[START OF Data entries]

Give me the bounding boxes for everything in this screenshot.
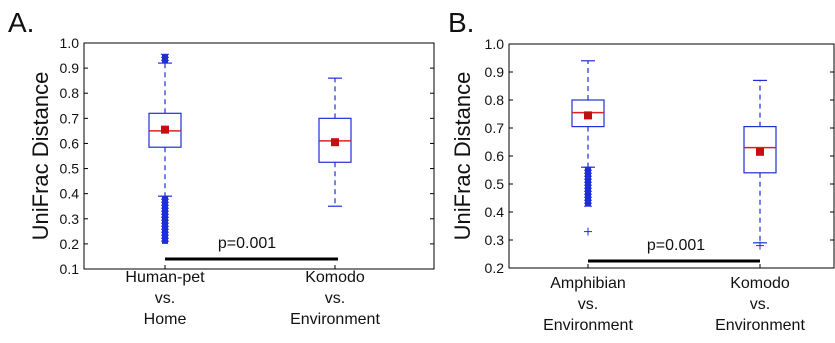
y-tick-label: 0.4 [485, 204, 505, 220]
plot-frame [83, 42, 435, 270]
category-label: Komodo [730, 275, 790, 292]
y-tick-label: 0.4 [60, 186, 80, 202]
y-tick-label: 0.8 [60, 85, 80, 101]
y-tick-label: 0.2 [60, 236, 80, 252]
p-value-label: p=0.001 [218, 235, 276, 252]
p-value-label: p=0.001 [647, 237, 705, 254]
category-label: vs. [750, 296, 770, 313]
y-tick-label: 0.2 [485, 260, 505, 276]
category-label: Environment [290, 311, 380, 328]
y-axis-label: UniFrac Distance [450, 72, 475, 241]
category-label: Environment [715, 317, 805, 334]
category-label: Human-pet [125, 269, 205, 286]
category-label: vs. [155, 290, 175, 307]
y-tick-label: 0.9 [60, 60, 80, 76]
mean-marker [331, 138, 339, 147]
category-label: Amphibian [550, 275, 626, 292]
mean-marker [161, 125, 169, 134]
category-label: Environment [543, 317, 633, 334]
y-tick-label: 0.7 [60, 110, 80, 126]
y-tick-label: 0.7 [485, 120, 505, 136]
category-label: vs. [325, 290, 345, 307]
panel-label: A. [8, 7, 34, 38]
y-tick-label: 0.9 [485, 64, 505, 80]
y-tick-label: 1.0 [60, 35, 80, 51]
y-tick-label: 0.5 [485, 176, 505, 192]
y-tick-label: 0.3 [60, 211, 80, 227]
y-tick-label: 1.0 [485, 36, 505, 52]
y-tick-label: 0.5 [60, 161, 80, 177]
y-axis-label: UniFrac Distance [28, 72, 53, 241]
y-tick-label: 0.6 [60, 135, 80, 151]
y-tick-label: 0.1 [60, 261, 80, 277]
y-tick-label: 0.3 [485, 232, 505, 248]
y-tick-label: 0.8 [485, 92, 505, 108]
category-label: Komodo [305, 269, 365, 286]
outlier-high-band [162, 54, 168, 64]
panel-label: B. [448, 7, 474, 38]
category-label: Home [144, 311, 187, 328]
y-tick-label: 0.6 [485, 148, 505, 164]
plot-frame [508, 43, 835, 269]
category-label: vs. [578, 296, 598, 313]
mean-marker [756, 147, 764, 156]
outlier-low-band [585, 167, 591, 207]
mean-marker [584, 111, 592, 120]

[END OF Data entries]

Aim> Could you rewrite the rows from the line with "y-tick-label: 0.4 [485, 204, 505, 220]" to the line with "y-tick-label: 0.2 [485, 260, 505, 276]", renaming "p-value-label" to "significance-label" and keeping everything else the same?

The response>
y-tick-label: 0.4 [485, 204, 505, 220]
plot-frame [83, 42, 435, 270]
category-label: Komodo [730, 275, 790, 292]
y-tick-label: 0.4 [60, 186, 80, 202]
y-tick-label: 0.8 [60, 85, 80, 101]
y-tick-label: 0.2 [60, 236, 80, 252]
significance-label: p=0.001 [218, 235, 276, 252]
significance-label: p=0.001 [647, 237, 705, 254]
category-label: vs. [750, 296, 770, 313]
y-tick-label: 0.2 [485, 260, 505, 276]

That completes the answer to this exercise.